─── Data provided
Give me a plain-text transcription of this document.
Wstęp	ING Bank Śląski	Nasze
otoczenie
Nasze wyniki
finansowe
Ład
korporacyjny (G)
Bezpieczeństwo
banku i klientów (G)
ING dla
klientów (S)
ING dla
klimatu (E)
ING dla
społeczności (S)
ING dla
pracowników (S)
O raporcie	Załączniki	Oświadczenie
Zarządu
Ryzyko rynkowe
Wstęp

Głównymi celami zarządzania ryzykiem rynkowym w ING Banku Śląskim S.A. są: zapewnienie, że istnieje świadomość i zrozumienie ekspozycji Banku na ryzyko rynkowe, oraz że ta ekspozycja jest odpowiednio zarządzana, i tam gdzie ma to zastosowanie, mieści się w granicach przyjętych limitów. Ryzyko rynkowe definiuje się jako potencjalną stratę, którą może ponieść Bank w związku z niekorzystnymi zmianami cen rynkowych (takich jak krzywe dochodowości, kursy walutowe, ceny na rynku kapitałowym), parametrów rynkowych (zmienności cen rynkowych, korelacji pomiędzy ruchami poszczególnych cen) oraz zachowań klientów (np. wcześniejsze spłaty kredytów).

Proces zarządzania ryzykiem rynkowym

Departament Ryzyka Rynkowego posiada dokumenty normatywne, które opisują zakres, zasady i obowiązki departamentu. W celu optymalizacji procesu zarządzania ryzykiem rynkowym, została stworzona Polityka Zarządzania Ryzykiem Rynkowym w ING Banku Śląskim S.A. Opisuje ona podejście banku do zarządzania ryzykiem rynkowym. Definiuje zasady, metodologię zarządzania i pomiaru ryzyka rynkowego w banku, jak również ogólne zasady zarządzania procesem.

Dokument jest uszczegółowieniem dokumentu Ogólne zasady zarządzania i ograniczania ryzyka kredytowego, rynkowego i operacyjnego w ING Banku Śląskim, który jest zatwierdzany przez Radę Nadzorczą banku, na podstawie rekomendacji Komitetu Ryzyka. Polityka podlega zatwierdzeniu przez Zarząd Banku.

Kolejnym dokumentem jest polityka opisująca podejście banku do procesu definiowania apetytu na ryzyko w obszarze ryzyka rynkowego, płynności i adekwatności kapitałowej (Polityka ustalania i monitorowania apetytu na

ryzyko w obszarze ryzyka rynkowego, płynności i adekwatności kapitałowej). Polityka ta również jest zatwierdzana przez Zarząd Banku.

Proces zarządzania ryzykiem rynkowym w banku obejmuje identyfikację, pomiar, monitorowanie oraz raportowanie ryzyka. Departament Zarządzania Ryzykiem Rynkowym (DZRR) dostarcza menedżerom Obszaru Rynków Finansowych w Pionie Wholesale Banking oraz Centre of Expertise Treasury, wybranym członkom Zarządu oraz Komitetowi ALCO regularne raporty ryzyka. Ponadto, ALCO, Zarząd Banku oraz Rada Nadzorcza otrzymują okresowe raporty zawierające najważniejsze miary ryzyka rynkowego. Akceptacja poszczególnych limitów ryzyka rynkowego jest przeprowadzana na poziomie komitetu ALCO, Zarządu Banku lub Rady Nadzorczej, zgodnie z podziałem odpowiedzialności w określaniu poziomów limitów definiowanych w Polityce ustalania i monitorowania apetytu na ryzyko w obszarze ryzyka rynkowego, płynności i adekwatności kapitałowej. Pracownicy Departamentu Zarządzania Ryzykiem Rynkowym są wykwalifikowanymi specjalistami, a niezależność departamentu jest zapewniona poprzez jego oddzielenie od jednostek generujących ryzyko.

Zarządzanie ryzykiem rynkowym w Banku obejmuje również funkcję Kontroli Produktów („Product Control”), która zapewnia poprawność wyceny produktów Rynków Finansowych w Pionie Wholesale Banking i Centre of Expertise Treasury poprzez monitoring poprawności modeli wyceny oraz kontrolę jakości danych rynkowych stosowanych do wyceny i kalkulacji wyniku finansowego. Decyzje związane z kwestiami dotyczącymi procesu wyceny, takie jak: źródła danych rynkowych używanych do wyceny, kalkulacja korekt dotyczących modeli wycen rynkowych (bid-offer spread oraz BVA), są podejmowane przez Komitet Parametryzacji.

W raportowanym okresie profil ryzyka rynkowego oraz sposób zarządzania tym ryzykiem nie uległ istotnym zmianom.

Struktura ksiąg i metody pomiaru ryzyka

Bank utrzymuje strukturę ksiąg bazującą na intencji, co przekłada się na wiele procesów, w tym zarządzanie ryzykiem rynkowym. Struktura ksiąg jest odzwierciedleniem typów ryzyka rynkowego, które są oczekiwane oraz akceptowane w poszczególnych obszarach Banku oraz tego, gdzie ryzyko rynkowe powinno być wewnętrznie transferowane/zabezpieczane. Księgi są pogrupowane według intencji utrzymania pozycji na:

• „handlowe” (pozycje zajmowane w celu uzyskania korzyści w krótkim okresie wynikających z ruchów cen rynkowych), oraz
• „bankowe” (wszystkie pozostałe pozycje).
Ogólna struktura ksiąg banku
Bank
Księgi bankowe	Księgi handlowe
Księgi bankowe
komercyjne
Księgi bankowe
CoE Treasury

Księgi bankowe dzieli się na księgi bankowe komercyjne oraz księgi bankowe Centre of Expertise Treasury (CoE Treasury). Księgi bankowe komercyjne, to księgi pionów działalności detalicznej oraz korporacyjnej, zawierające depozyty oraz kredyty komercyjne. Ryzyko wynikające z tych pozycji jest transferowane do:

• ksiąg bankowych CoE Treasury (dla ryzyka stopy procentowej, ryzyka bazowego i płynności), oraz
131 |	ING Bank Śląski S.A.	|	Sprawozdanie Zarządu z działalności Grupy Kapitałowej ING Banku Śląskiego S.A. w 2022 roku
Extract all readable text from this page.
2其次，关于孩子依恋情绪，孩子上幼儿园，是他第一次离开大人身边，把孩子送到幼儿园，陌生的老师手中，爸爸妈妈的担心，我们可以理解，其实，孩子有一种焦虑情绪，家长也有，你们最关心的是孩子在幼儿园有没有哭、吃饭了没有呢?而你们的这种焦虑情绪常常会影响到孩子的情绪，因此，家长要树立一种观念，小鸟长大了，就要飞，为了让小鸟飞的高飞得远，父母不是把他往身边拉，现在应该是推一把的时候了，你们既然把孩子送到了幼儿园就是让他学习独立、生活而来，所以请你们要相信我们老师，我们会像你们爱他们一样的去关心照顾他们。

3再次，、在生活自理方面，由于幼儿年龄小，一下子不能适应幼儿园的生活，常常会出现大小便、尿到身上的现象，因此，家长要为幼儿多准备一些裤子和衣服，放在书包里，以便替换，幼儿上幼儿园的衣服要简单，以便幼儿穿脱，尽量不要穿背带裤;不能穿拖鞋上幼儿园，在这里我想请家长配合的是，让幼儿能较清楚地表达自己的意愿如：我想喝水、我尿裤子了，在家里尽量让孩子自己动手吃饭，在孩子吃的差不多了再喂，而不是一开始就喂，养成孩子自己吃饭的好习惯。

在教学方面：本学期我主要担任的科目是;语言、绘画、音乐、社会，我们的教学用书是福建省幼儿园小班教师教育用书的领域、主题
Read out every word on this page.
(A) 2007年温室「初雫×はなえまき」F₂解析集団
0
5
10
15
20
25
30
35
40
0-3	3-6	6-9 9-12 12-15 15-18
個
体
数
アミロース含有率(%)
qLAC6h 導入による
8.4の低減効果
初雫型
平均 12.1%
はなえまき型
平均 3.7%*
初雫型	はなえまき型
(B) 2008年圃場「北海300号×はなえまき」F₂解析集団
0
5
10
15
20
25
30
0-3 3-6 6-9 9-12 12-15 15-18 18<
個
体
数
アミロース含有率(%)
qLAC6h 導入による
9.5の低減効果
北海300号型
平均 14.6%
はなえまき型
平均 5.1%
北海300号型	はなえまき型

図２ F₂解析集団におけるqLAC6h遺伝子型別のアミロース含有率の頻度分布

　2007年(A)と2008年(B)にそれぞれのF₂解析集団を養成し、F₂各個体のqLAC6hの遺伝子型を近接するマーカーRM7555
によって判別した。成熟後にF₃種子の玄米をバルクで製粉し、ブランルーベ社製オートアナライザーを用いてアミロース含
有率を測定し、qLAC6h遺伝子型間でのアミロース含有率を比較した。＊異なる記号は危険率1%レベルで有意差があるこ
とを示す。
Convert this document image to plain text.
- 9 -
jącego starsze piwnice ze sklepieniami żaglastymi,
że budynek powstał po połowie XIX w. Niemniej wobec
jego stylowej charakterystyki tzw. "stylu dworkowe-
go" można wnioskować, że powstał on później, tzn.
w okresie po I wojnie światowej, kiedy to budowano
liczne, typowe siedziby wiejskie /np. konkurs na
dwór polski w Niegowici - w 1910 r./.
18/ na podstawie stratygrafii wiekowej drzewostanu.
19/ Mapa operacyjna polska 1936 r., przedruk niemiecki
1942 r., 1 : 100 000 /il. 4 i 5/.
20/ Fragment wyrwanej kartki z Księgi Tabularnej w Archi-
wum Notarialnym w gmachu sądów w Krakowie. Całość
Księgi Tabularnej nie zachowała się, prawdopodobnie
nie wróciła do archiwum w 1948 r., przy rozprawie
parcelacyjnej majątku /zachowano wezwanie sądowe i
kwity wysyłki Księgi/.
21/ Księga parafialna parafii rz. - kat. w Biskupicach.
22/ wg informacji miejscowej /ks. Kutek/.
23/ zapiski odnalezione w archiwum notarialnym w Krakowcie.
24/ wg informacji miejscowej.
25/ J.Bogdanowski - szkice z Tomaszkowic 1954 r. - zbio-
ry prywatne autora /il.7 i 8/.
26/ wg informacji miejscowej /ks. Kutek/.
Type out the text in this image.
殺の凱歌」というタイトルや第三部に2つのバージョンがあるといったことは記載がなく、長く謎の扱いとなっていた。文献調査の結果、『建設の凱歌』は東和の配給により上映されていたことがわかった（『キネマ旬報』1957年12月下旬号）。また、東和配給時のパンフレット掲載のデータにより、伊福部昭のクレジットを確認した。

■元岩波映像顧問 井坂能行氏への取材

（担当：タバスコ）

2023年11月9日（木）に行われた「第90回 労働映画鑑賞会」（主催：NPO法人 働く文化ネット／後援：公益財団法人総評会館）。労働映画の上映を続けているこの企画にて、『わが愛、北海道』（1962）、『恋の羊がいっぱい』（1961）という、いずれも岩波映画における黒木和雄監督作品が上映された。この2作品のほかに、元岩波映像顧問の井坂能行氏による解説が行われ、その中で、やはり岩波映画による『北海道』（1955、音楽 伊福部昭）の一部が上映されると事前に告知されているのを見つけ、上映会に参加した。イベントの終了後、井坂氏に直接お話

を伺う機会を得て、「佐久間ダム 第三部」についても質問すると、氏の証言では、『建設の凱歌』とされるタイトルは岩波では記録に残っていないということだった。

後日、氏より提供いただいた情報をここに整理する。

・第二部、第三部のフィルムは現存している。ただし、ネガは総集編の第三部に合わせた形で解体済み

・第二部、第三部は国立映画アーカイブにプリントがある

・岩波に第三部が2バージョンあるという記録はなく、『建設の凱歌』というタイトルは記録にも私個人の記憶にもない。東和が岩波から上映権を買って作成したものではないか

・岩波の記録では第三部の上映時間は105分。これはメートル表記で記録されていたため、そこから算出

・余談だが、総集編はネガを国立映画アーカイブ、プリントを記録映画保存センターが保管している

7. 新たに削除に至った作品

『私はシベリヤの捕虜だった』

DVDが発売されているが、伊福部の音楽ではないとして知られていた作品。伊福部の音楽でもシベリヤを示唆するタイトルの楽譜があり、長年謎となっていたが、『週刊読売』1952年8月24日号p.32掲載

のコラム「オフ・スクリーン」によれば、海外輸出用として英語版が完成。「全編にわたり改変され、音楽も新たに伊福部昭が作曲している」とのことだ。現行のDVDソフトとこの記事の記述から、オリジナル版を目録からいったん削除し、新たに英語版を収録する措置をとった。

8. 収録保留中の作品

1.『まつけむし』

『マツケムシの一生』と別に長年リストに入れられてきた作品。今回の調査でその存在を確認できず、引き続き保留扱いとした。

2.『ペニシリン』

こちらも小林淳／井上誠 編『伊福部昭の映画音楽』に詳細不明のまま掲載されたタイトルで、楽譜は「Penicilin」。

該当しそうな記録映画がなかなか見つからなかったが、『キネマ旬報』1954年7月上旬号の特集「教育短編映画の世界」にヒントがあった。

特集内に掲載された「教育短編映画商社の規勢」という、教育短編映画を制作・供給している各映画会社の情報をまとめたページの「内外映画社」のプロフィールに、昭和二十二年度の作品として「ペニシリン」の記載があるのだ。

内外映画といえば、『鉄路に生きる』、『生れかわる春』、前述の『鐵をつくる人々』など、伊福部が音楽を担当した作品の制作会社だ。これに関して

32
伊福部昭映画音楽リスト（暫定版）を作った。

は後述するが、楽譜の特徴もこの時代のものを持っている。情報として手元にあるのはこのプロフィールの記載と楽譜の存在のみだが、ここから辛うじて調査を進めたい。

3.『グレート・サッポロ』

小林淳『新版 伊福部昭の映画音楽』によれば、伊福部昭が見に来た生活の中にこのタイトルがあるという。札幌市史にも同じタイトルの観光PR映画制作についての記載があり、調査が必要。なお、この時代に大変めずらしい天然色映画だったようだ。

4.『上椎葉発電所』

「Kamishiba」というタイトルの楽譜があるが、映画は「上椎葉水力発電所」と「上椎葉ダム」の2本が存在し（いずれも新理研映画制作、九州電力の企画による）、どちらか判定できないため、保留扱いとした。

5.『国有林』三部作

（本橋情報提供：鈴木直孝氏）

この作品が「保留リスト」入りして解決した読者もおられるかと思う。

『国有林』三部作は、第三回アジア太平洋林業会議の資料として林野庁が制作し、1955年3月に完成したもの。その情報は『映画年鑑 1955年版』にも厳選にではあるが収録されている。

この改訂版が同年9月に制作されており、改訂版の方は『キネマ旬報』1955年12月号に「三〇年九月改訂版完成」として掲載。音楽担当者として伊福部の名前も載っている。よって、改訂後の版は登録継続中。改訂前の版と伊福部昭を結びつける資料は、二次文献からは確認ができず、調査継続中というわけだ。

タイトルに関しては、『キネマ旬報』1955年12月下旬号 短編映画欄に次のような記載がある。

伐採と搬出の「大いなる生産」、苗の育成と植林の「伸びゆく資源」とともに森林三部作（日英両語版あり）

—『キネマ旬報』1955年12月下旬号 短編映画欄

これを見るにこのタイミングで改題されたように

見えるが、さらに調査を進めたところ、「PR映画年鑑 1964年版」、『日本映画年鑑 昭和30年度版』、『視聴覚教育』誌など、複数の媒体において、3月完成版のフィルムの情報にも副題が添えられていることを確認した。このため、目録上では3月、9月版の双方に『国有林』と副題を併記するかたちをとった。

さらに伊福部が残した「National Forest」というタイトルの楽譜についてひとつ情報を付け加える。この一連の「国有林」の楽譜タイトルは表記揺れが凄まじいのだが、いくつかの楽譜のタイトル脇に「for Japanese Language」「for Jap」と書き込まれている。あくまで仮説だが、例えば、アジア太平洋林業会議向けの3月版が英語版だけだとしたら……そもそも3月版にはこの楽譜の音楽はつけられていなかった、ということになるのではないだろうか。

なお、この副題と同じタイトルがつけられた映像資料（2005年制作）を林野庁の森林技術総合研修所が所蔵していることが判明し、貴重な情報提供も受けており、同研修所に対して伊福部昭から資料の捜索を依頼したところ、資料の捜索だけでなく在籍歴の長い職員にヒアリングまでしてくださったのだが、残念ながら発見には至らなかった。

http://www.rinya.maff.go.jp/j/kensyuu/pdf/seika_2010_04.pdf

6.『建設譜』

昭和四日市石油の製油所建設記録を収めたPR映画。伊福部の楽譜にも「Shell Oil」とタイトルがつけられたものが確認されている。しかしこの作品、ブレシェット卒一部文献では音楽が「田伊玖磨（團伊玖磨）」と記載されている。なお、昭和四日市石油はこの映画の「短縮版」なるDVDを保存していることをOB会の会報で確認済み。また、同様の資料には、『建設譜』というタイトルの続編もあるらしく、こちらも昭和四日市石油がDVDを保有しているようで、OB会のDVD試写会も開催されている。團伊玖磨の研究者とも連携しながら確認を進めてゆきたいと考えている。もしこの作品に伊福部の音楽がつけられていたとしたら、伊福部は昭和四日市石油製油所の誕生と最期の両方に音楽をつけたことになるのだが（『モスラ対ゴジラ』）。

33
──────
The exercise: Of all the lines above, how many contain "informacji"? Give the number and nothing more.

Reply: 3